Items from a dataset
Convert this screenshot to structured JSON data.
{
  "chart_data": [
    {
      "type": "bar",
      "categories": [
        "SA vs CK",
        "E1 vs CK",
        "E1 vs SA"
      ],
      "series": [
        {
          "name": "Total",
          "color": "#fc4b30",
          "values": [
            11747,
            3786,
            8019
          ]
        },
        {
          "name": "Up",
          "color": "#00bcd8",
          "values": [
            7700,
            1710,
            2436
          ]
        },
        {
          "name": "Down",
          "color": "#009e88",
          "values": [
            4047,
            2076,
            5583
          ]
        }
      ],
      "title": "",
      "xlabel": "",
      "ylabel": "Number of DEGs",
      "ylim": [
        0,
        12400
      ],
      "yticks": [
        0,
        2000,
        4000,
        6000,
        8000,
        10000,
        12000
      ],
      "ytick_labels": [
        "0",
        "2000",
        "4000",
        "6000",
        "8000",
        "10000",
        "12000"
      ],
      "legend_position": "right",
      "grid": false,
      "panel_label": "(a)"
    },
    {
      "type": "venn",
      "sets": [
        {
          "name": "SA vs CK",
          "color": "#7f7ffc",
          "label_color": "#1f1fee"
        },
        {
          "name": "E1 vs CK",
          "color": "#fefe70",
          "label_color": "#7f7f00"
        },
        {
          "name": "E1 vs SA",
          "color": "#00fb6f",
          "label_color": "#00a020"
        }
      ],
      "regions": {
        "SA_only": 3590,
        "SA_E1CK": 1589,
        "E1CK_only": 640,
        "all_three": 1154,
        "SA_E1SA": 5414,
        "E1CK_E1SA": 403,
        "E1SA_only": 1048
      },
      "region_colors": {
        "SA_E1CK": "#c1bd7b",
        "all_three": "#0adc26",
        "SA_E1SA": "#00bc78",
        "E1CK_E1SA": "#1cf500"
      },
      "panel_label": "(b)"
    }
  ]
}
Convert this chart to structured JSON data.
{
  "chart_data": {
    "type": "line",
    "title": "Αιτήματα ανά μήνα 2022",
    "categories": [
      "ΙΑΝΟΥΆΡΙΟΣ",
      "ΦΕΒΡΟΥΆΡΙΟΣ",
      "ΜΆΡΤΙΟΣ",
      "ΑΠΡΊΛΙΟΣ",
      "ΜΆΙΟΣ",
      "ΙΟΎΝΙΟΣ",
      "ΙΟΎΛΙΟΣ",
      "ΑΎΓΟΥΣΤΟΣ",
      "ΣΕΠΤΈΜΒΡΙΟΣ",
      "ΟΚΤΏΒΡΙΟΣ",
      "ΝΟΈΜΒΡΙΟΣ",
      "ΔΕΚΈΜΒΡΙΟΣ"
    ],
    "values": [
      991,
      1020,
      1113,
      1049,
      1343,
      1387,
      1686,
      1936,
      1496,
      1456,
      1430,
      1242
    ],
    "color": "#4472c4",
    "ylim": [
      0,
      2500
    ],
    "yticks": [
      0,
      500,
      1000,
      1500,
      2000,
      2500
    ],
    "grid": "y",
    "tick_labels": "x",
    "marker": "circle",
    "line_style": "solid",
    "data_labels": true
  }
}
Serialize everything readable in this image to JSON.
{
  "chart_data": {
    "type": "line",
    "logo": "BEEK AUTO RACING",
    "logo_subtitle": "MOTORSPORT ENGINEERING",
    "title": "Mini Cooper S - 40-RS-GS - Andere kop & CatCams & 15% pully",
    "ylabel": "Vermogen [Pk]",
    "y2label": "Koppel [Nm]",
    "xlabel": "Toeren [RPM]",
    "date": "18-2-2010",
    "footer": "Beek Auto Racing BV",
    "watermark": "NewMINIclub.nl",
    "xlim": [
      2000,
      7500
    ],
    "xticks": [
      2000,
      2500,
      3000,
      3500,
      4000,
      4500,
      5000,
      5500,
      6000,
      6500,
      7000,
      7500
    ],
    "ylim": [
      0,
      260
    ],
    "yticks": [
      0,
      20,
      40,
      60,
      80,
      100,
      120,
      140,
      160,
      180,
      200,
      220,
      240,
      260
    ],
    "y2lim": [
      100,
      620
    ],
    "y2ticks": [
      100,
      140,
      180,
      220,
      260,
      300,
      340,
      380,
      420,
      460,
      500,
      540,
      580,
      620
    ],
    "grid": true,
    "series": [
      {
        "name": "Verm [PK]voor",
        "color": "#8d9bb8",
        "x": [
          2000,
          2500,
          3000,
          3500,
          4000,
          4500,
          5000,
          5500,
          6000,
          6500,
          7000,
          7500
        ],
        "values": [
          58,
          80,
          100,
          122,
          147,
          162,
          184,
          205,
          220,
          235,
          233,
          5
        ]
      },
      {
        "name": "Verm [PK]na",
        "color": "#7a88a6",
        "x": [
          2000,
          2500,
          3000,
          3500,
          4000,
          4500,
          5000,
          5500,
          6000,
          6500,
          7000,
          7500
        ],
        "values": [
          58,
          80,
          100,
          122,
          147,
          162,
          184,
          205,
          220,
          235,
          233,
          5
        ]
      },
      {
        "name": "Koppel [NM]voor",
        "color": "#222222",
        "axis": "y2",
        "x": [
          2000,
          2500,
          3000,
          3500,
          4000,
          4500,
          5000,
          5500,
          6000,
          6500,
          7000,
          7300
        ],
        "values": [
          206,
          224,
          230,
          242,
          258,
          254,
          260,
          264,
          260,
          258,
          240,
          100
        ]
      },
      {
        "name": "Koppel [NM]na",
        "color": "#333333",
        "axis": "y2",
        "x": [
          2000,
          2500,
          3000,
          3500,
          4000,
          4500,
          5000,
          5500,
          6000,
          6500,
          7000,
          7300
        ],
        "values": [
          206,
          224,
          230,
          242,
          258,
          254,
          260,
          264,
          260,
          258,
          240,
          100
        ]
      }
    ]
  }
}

• Work to be completed: Copy out each line of the material that holds the word "structured".

• Answer for the task:
Convert this screenshot to structured JSON data.
Convert this chart to structured JSON data.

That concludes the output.